• _Problems to solve_
• 1. In the Wilmar Valdez biography, which football club did Valdez become a fan of while he was a student in Montevideo?
• 2. Using the Wilmar Valdez biography, explain in one to three sentences how Valdez came to serve as interim President of CONMEBOL.

• _Text shown_
- Born: 10 July 1965 (age 61) Tala, Uruguay
- Title: President of CONMEBOL (acting)
- Term: 2015–2016
- Predecessor: Juan Ángel Napout
- Successor: Alejandro Dominguez
- Children: 2

= Wilmar Valdez =

Uruguayan football executive and interim president of CONMEBOL

Wilmar Valdez (born 10 July 1965) is a Uruguayan football executive who served as interim President of CONMEBOL between 11 December 2015 and 26 January 2016. He took up the position after the resignation of Juan Ángel Napout which was related to the 2015 FIFA corruption case. Between 2014 and 2018 Valdez served as president of the Uruguayan Football Association. He also was a member of the FIFA Council between 2016 and 2018.

==Career==
Valdez was born in Tala on 10 July 1965. During his time as a student in Montevideo he became a fan of the football club Rentistas. At age 21 Valdez started working for the club. His relationship with the club was further strengthened when his brother started playing there. Valdez also worked as a sports journalist for a while. At Rentistas he served in different functions, including terms as Secretary General and President for four years.

• _Data segment_
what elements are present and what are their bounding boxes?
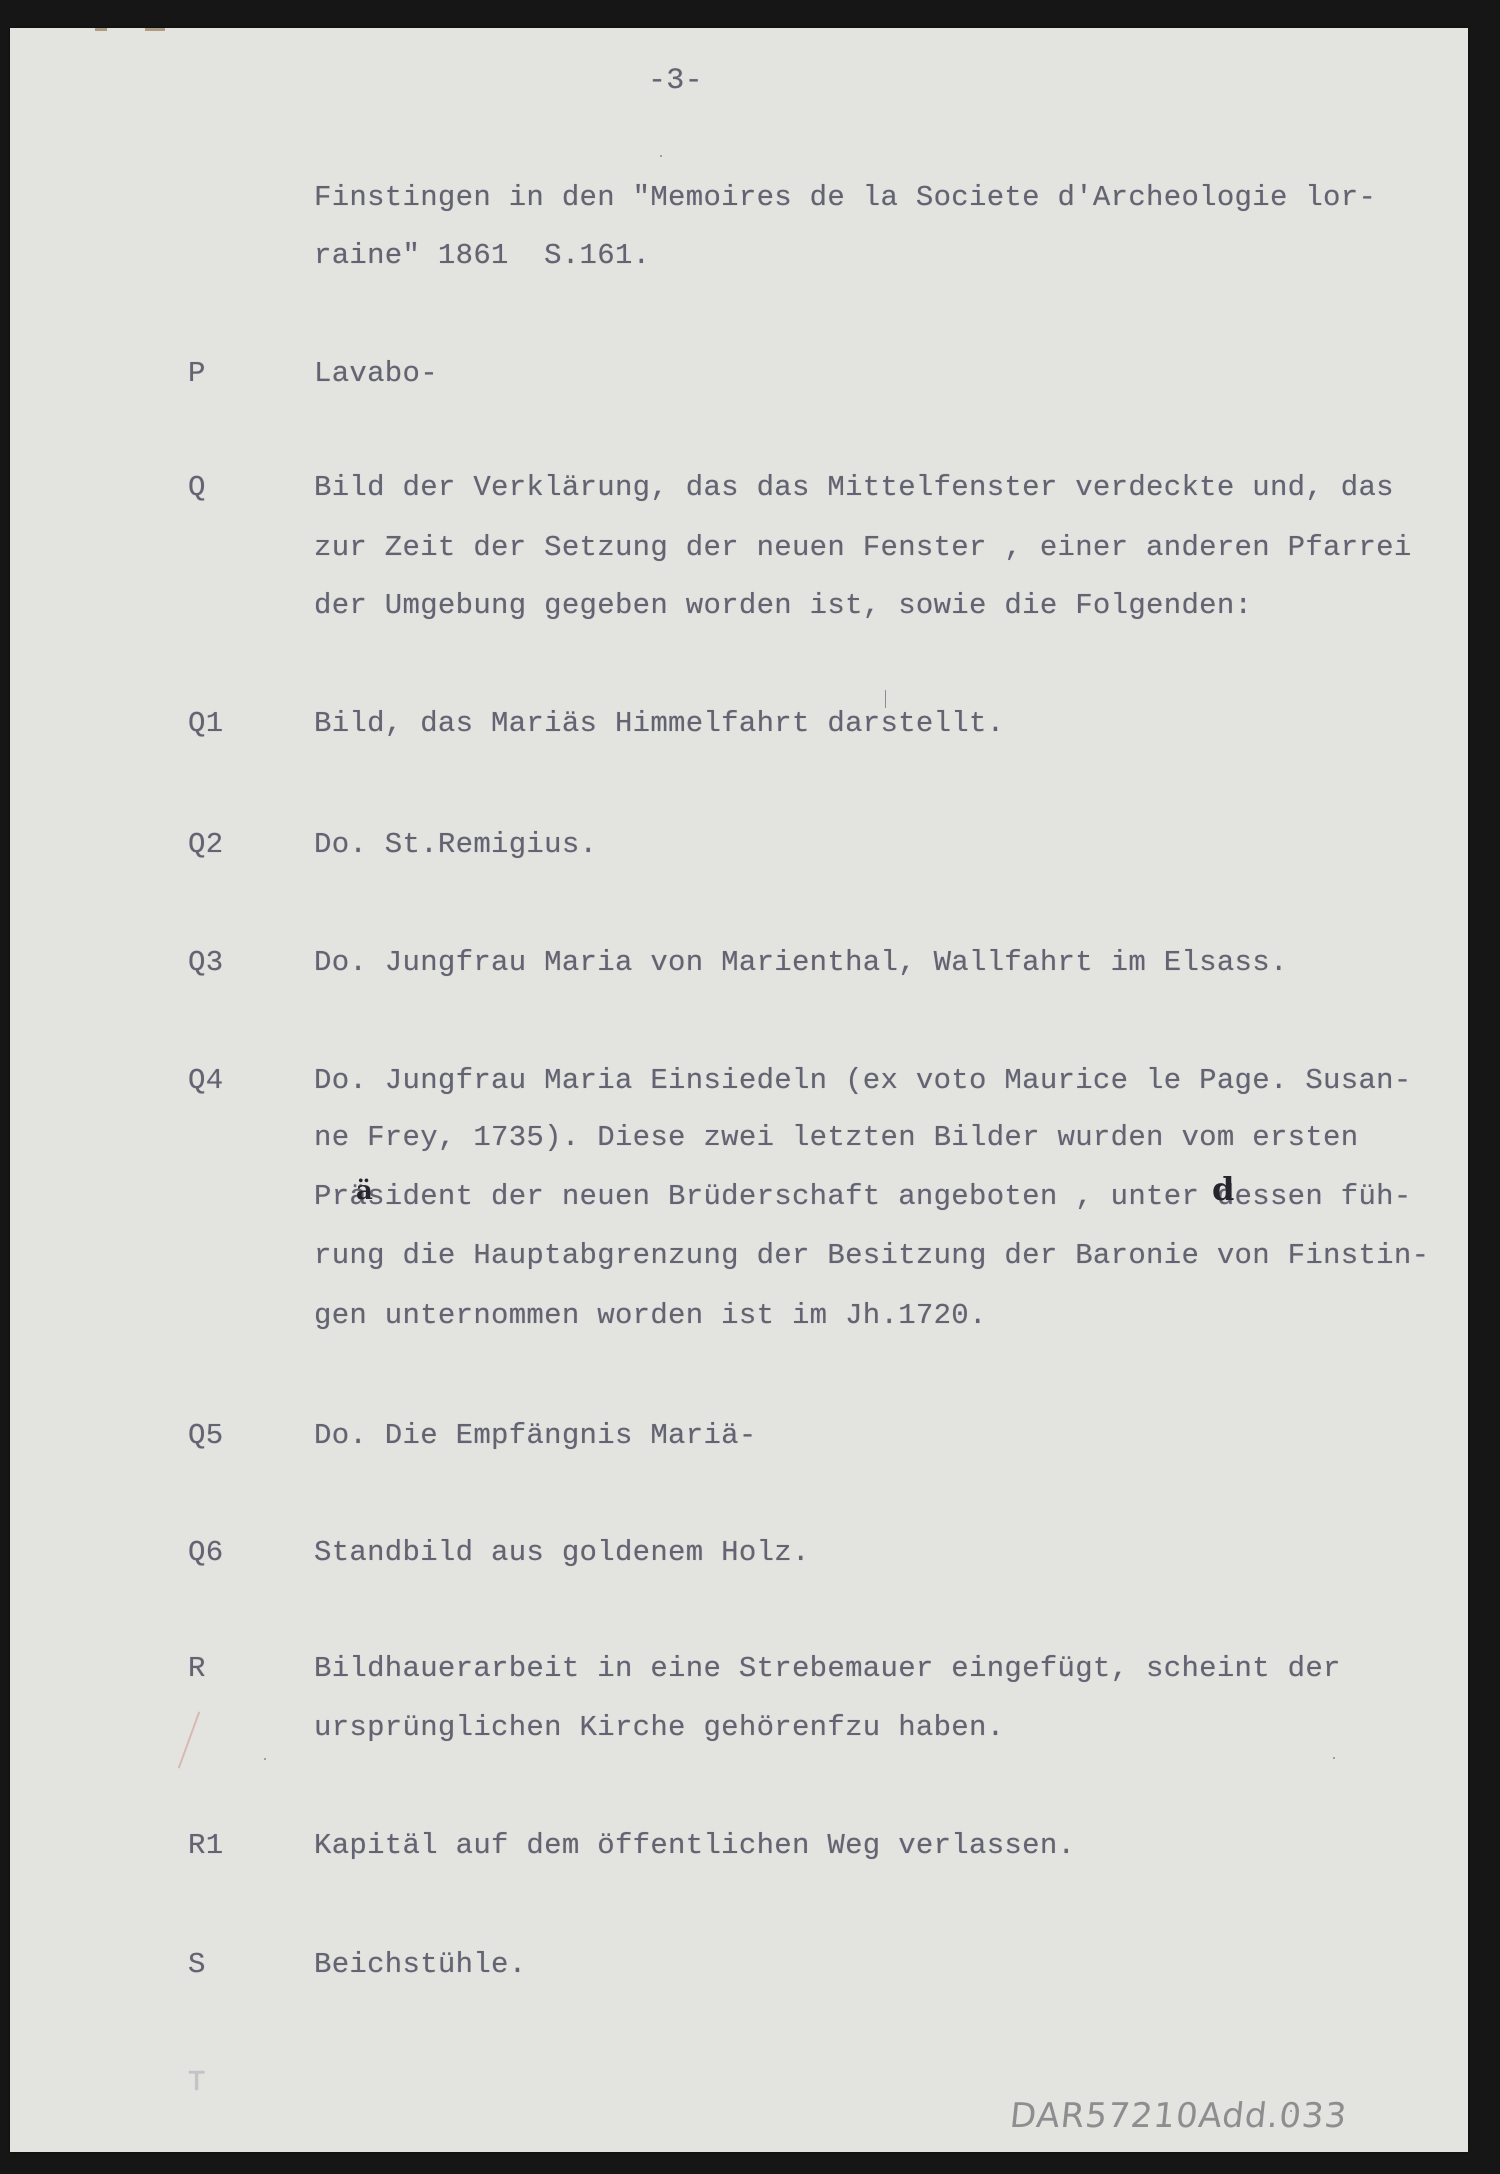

• _Task solutions_
• 1. Rentistas.

• 2. Valdez took up the position after Juan Ángel Napout resigned, a resignation related to the 2015 FIFA corruption case. He served on an interim basis from 11 December 2015 to 26 January 2016.